■ **Your objective**
Where a line contains the word "Glow", copy that line in full.

■ **Material provided**
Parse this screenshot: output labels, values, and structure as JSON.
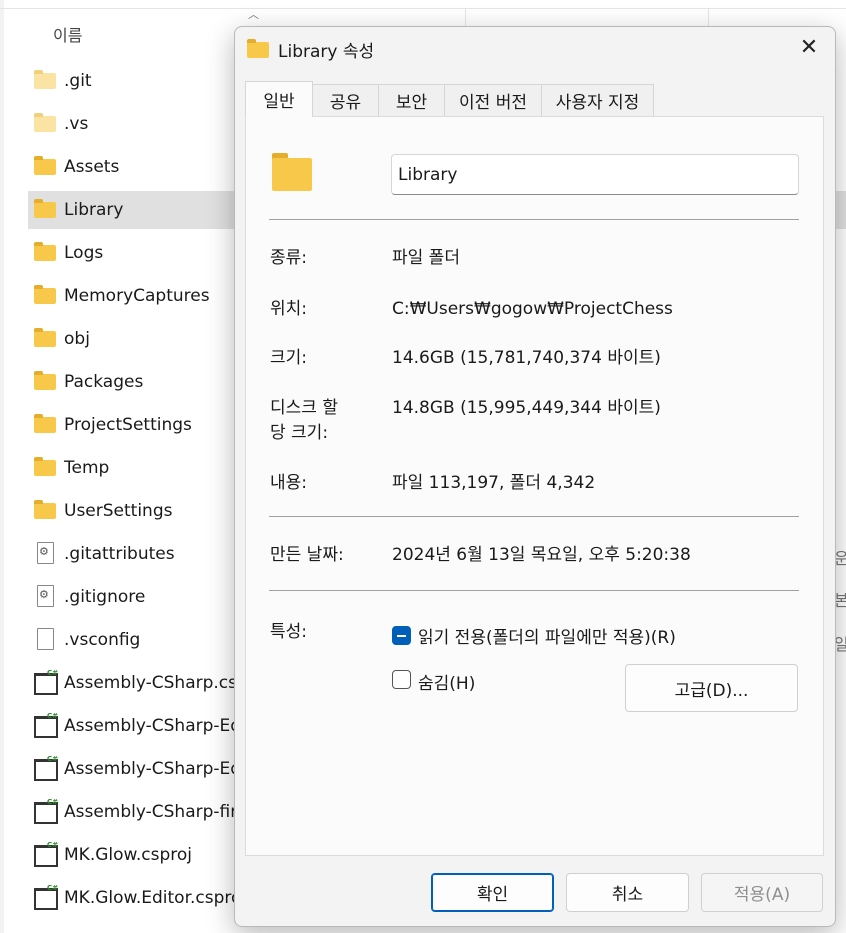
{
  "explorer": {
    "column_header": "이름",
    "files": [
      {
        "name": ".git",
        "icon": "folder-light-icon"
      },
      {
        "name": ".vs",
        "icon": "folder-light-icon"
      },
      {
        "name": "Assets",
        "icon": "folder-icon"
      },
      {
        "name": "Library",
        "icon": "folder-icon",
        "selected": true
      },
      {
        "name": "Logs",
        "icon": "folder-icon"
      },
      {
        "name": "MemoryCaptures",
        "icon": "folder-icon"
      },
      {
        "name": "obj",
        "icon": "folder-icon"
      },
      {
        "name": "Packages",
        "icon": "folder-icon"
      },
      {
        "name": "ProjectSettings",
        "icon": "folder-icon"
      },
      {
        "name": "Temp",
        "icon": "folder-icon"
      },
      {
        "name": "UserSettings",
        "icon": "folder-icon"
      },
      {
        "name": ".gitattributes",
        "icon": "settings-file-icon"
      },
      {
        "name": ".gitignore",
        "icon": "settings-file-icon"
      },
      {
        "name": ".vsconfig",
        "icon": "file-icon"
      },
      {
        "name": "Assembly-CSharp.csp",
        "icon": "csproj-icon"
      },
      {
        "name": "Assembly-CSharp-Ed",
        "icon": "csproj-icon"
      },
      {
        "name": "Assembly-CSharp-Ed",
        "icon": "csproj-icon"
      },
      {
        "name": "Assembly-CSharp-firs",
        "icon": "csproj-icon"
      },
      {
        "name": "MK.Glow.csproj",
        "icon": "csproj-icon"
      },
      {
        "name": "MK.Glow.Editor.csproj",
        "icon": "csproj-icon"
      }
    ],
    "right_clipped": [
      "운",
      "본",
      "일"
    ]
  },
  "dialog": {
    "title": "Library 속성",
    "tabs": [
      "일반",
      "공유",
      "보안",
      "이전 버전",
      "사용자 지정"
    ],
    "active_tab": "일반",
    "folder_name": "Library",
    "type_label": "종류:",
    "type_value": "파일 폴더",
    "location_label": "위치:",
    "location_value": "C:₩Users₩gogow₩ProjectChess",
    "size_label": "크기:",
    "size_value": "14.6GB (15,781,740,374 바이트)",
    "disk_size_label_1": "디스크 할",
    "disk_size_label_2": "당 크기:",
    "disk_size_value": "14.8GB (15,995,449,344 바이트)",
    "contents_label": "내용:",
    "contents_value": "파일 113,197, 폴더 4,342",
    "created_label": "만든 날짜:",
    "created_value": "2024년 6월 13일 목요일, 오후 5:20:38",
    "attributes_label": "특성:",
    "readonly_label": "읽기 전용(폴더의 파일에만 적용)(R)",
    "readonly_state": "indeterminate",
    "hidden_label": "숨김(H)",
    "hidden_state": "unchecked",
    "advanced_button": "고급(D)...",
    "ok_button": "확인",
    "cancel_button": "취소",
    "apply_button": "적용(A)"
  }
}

■ **Solution to this task**
        "name": "MK.Glow.csproj",
        "name": "MK.Glow.Editor.csproj",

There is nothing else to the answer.